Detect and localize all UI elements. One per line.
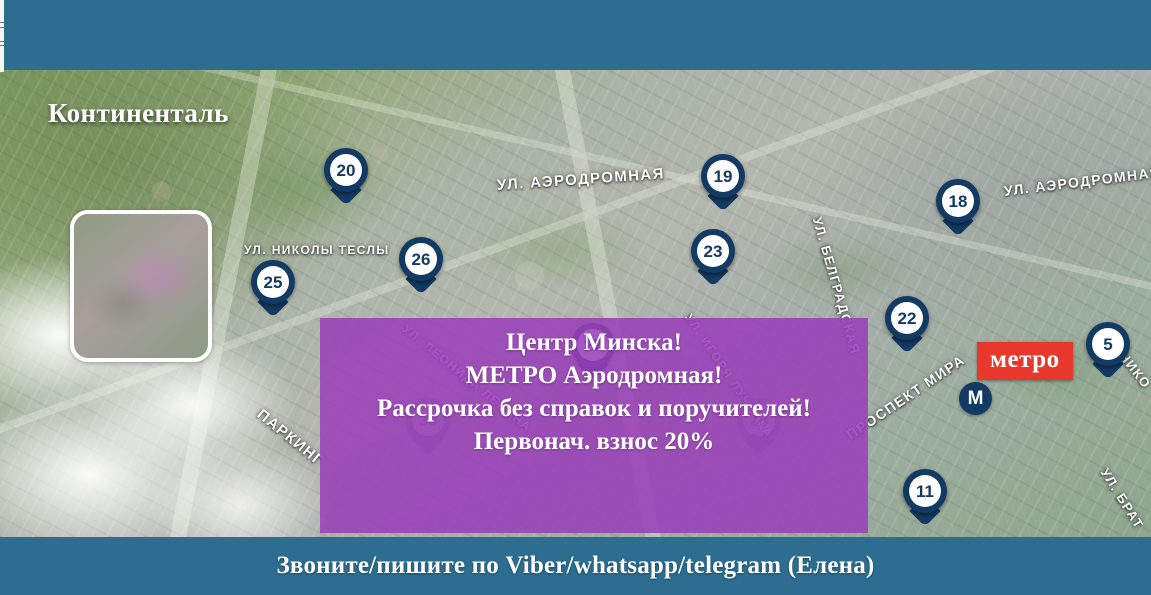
map-pin-22[interactable]: 22 — [885, 296, 929, 354]
sliver-tick — [0, 45, 4, 46]
top-banner-bar — [0, 0, 1151, 70]
pin-disc: 22 — [891, 302, 923, 334]
pin-number: 20 — [337, 162, 356, 179]
pin-disc: 18 — [942, 185, 974, 217]
map-pin-25[interactable]: 25 — [251, 260, 295, 318]
pin-number: 22 — [898, 310, 917, 327]
pin-disc: 20 — [330, 154, 362, 186]
pin-disc: 23 — [697, 235, 729, 267]
pin-disc: 25 — [257, 266, 289, 298]
pin-number: 26 — [412, 251, 431, 268]
footer-contact-text: Звоните/пишите по Viber/whatsapp/telegra… — [277, 552, 875, 580]
pin-number: 11 — [916, 483, 934, 500]
map-pin-26[interactable]: 26 — [399, 237, 443, 295]
metro-sign[interactable]: метро — [977, 342, 1073, 380]
promo-line: Первонач. взнос 20% — [320, 425, 868, 458]
map-pin-5[interactable]: 5 — [1086, 322, 1130, 380]
pin-number: 5 — [1103, 336, 1112, 353]
pin-disc: 26 — [405, 243, 437, 275]
sliver-tick — [0, 27, 4, 28]
pin-disc: 19 — [707, 160, 739, 192]
pin-number: 19 — [714, 168, 733, 185]
complex-title: Континенталь — [48, 98, 229, 129]
map-pin-11[interactable]: 11 — [903, 469, 947, 527]
pin-number: 25 — [264, 274, 283, 291]
map-pin-18[interactable]: 18 — [936, 179, 980, 237]
pin-number: 18 — [949, 193, 968, 210]
sliver-tick — [0, 22, 4, 23]
sliver-tick — [0, 41, 4, 42]
metro-station-icon[interactable]: М — [959, 382, 992, 415]
pin-number: 23 — [704, 243, 723, 260]
promo-line: Рассрочка без справок и поручителей! — [320, 392, 868, 425]
pin-disc: 5 — [1092, 328, 1124, 360]
pin-disc: 11 — [909, 475, 941, 507]
footer-contact-bar: Звоните/пишите по Viber/whatsapp/telegra… — [0, 537, 1151, 595]
advertisement-slide: Континенталь УЛ. НИКОЛЫ ТЕСЛЫУЛ. АЭРОДРО… — [0, 0, 1151, 595]
metro-icon-letter: М — [968, 389, 984, 408]
complex-highlight-frame — [70, 210, 212, 362]
promo-banner: Центр Минска!МЕТРО Аэродромная!Рассрочка… — [320, 318, 868, 533]
highlight-frame-fill — [74, 214, 208, 358]
promo-line: Центр Минска! — [320, 326, 868, 359]
left-edge-sliver — [0, 0, 4, 72]
promo-line: МЕТРО Аэродромная! — [320, 359, 868, 392]
map-pin-19[interactable]: 19 — [701, 154, 745, 212]
map-pin-23[interactable]: 23 — [691, 229, 735, 287]
map-pin-20[interactable]: 20 — [324, 148, 368, 206]
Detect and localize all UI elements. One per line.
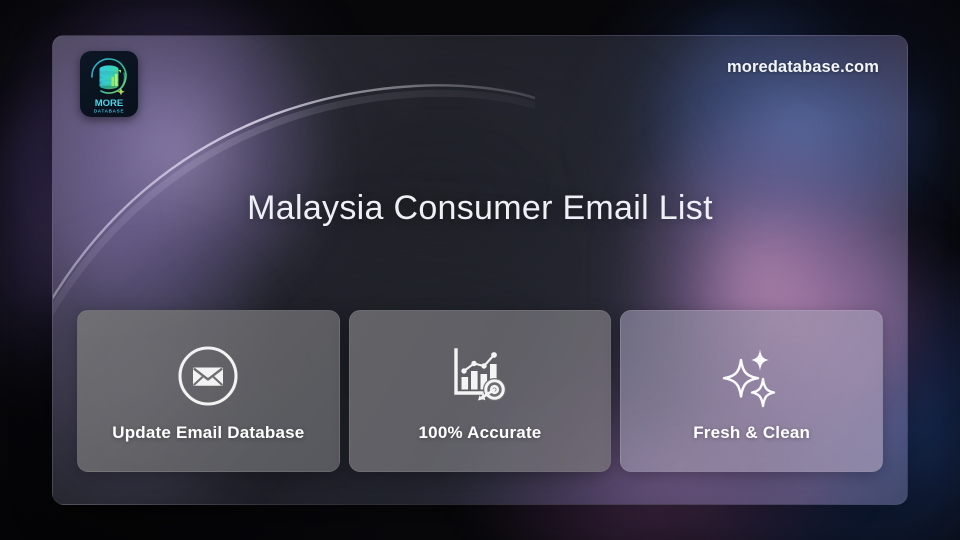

▬▬▬▬▬▬

TO BE DONE =>
Recast the entire listing above as a numbered list, omitting blank lines and the pictures.

ANSWER FOR THIS EXERCISE =>
1. Detect and localize all UI elements. One per line.
2. map-pin-22[interactable]: 22 — [885, 296, 929, 354]
3. sliver-tick — [0, 45, 4, 46]
4. top-banner-bar — [0, 0, 1151, 70]
5. pin-disc: 22 — [891, 302, 923, 334]
6. pin-number: 20 — [337, 162, 356, 179]
7. pin-disc: 18 — [942, 185, 974, 217]
8. map-pin-25[interactable]: 25 — [251, 260, 295, 318]
9. pin-number: 22 — [898, 310, 917, 327]
10. pin-disc: 20 — [330, 154, 362, 186]
11. pin-disc: 23 — [697, 235, 729, 267]
12. pin-disc: 25 — [257, 266, 289, 298]
13. pin-number: 26 — [412, 251, 431, 268]
14. footer-contact-text: Звоните/пишите по Viber/whatsapp/telegra… — [277, 552, 875, 580]
15. pin-number: 11 — [916, 483, 934, 500]
16. map-pin-26[interactable]: 26 — [399, 237, 443, 295]
17. metro-sign[interactable]: метро — [977, 342, 1073, 380]
18. promo-line: Первонач. взнос 20% — [320, 425, 868, 458]
19. map-pin-5[interactable]: 5 — [1086, 322, 1130, 380]
20. pin-number: 5 — [1103, 336, 1112, 353]
21. pin-disc: 26 — [405, 243, 437, 275]
22. sliver-tick — [0, 27, 4, 28]
23. pin-disc: 19 — [707, 160, 739, 192]
24. pin-number: 19 — [714, 168, 733, 185]
25. complex-title: Континенталь — [48, 98, 229, 129]
26. map-pin-11[interactable]: 11 — [903, 469, 947, 527]
27. pin-number: 25 — [264, 274, 283, 291]
28. map-pin-18[interactable]: 18 — [936, 179, 980, 237]
29. pin-number: 18 — [949, 193, 968, 210]
30. sliver-tick — [0, 22, 4, 23]
31. sliver-tick — [0, 41, 4, 42]
32. metro-station-icon[interactable]: М — [959, 382, 992, 415]
33. pin-number: 23 — [704, 243, 723, 260]
34. promo-line: Рассрочка без справок и поручителей! — [320, 392, 868, 425]
35. pin-disc: 5 — [1092, 328, 1124, 360]
36. pin-disc: 11 — [909, 475, 941, 507]
37. footer-contact-bar: Звоните/пишите по Viber/whatsapp/telegra… — [0, 537, 1151, 595]
38. advertisement-slide: Континенталь УЛ. НИКОЛЫ ТЕСЛЫУЛ. АЭРОДРО… — [0, 0, 1151, 595]
39. metro-icon-letter: М — [968, 389, 984, 408]
40. complex-highlight-frame — [70, 210, 212, 362]
41. promo-banner: Центр Минска!МЕТРО Аэродромная!Рассрочка… — [320, 318, 868, 533]
42. highlight-frame-fill — [74, 214, 208, 358]
43. promo-line: Центр Минска! — [320, 326, 868, 359]
44. left-edge-sliver — [0, 0, 4, 72]
45. promo-line: МЕТРО Аэродромная! — [320, 359, 868, 392]
46. map-pin-19[interactable]: 19 — [701, 154, 745, 212]
47. map-pin-23[interactable]: 23 — [691, 229, 735, 287]
48. map-pin-20[interactable]: 20 — [324, 148, 368, 206]
49. Detect and localize all UI elements. One per line.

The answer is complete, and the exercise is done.